*Written request*
Repeat everything in the material exactly.

*Records that describe figures*
------------------------------------------------------------

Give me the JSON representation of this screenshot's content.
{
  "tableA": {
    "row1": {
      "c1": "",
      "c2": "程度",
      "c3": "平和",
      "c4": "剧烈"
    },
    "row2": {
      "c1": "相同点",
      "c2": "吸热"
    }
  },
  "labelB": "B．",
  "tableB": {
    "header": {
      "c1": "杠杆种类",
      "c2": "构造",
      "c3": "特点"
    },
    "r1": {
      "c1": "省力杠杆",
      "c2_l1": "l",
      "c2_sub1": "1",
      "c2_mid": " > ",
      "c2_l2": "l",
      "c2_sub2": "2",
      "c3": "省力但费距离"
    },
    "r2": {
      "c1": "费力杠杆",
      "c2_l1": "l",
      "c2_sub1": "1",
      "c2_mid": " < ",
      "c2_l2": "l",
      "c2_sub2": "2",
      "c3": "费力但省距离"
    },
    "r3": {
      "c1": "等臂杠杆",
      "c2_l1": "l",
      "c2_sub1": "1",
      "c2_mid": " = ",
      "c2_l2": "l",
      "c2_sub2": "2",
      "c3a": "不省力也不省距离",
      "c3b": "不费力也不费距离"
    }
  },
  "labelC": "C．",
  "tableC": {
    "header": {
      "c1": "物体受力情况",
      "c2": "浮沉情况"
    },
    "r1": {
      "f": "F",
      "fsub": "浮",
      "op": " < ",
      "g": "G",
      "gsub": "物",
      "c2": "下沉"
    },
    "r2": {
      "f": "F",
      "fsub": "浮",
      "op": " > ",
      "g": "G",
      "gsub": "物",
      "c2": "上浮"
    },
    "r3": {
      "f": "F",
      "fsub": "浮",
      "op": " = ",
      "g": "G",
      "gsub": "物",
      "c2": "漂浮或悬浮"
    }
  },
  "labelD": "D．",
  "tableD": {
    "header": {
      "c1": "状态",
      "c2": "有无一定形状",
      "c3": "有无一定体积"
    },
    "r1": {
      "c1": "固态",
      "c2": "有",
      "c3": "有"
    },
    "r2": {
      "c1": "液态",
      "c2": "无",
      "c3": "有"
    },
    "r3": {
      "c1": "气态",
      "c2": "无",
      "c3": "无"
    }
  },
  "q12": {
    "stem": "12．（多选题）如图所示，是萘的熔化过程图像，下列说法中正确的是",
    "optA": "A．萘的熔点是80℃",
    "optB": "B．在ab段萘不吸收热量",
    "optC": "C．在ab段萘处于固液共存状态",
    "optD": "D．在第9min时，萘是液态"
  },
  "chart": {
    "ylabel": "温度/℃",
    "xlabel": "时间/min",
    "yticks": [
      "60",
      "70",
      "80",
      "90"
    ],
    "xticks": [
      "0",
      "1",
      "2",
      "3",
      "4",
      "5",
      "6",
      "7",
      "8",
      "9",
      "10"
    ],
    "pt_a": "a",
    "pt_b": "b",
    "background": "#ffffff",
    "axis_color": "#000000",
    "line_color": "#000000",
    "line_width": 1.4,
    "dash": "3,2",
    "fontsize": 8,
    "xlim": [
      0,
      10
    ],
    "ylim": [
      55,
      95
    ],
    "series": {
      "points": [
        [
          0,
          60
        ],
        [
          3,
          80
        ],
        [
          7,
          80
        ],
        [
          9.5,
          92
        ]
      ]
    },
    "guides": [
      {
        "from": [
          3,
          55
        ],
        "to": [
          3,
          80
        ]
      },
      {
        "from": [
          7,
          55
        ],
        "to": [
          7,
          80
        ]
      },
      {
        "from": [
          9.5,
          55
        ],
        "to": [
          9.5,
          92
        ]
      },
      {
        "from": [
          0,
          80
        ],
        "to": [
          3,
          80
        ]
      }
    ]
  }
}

------------------------------------------------------------

*Response for this exercise*
Give me the JSON representation of this screenshot's content.
{
  "tableA": {
    "row1": {
      "c1": "",
      "c2": "程度",
      "c3": "平和",
      "c4": "剧烈"
    },
    "row2": {
      "c1": "相同点",
      "c2": "吸热"
    }
  },
  "labelB": "B．",
  "tableB": {
    "header": {
      "c1": "杠杆种类",
      "c2": "构造",
      "c3": "特点"
    },
    "r1": {
      "c1": "省力杠杆",
      "c2_l1": "l",
      "c2_sub1": "1",
      "c2_mid": " > ",
      "c2_l2": "l",
      "c2_sub2": "2",
      "c3": "省力但费距离"
    },
    "r2": {
      "c1": "费力杠杆",
      "c2_l1": "l",
      "c2_sub1": "1",
      "c2_mid": " < ",
      "c2_l2": "l",
      "c2_sub2": "2",
      "c3": "费力但省距离"
    },
    "r3": {
      "c1": "等臂杠杆",
      "c2_l1": "l",
      "c2_sub1": "1",
      "c2_mid": " = ",
      "c2_l2": "l",
      "c2_sub2": "2",
      "c3a": "不省力也不省距离",
      "c3b": "不费力也不费距离"
    }
  },
  "labelC": "C．",
  "tableC": {
    "header": {
      "c1": "物体受力情况",
      "c2": "浮沉情况"
    },
    "r1": {
      "f": "F",
      "fsub": "浮",
      "op": " < ",
      "g": "G",
      "gsub": "物",
      "c2": "下沉"
    },
    "r2": {
      "f": "F",
      "fsub": "浮",
      "op": " > ",
      "g": "G",
      "gsub": "物",
      "c2": "上浮"
    },
    "r3": {
      "f": "F",
      "fsub": "浮",
      "op": " = ",
      "g": "G",
      "gsub": "物",
      "c2": "漂浮或悬浮"
    }
  },
  "labelD": "D．",
  "tableD": {
    "header": {
      "c1": "状态",
      "c2": "有无一定形状",
      "c3": "有无一定体积"
    },
    "r1": {
      "c1": "固态",
      "c2": "有",
      "c3": "有"
    },
    "r2": {
      "c1": "液态",
      "c2": "无",
      "c3": "有"
    },
    "r3": {
      "c1": "气态",
      "c2": "无",
      "c3": "无"
    }
  },
  "q12": {
    "stem": "12．（多选题）如图所示，是萘的熔化过程图像，下列说法中正确的是",
    "optA": "A．萘的熔点是80℃",
    "optB": "B．在ab段萘不吸收热量",
    "optC": "C．在ab段萘处于固液共存状态",
    "optD": "D．在第9min时，萘是液态"
  },
  "chart": {
    "ylabel": "温度/℃",
    "xlabel": "时间/min",
    "yticks": [
      "60",
      "70",
      "80",
      "90"
    ],
    "xticks": [
      "0",
      "1",
      "2",
      "3",
      "4",
      "5",
      "6",
      "7",
      "8",
      "9",
      "10"
    ],
    "pt_a": "a",
    "pt_b": "b",
    "background": "#ffffff",
    "axis_color": "#000000",
    "line_color": "#000000",
    "line_width": 1.4,
    "dash": "3,2",
    "fontsize": 8,
    "xlim": [
      0,
      10
    ],
    "ylim": [
      55,
      95
    ],
    "series": {
      "points": [
        [
          0,
          60
        ],
        [
          3,
          80
        ],
        [
          7,
          80
        ],
        [
          9.5,
          92
        ]
      ]
    },
    "guides": [
      {
        "from": [
          3,
          55
        ],
        "to": [
          3,
          80
        ]
      },
      {
        "from": [
          7,
          55
        ],
        "to": [
          7,
          80
        ]
      },
      {
        "from": [
          9.5,
          55
        ],
        "to": [
          9.5,
          92
        ]
      },
      {
        "from": [
          0,
          80
        ],
        "to": [
          3,
          80
        ]
      }
    ]
  }
}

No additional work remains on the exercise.